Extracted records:
——
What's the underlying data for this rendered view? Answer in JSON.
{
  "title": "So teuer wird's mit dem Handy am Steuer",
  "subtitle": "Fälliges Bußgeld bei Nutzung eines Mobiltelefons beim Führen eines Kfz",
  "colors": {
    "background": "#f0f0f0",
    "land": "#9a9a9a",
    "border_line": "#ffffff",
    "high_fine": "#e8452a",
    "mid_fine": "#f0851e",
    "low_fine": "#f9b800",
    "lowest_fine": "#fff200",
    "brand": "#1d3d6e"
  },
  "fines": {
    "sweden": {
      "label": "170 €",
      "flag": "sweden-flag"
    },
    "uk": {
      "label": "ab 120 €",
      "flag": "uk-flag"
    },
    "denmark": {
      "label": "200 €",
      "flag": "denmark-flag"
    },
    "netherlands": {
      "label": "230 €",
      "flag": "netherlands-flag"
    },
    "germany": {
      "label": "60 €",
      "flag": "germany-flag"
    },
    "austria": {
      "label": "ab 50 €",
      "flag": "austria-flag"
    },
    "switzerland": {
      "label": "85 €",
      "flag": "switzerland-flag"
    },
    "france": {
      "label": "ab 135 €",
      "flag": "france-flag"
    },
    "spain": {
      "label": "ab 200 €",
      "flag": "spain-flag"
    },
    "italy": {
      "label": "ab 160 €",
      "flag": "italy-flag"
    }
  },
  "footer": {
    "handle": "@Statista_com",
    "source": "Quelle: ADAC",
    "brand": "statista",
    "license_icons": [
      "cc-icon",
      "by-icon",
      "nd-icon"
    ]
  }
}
——
■ **Work instructions**
Reproduce the material above without altering a single character.

■ **Written response**
What's the underlying data for this rendered view? Answer in JSON.
{
  "title": "So teuer wird's mit dem Handy am Steuer",
  "subtitle": "Fälliges Bußgeld bei Nutzung eines Mobiltelefons beim Führen eines Kfz",
  "colors": {
    "background": "#f0f0f0",
    "land": "#9a9a9a",
    "border_line": "#ffffff",
    "high_fine": "#e8452a",
    "mid_fine": "#f0851e",
    "low_fine": "#f9b800",
    "lowest_fine": "#fff200",
    "brand": "#1d3d6e"
  },
  "fines": {
    "sweden": {
      "label": "170 €",
      "flag": "sweden-flag"
    },
    "uk": {
      "label": "ab 120 €",
      "flag": "uk-flag"
    },
    "denmark": {
      "label": "200 €",
      "flag": "denmark-flag"
    },
    "netherlands": {
      "label": "230 €",
      "flag": "netherlands-flag"
    },
    "germany": {
      "label": "60 €",
      "flag": "germany-flag"
    },
    "austria": {
      "label": "ab 50 €",
      "flag": "austria-flag"
    },
    "switzerland": {
      "label": "85 €",
      "flag": "switzerland-flag"
    },
    "france": {
      "label": "ab 135 €",
      "flag": "france-flag"
    },
    "spain": {
      "label": "ab 200 €",
      "flag": "spain-flag"
    },
    "italy": {
      "label": "ab 160 €",
      "flag": "italy-flag"
    }
  },
  "footer": {
    "handle": "@Statista_com",
    "source": "Quelle: ADAC",
    "brand": "statista",
    "license_icons": [
      "cc-icon",
      "by-icon",
      "nd-icon"
    ]
  }
}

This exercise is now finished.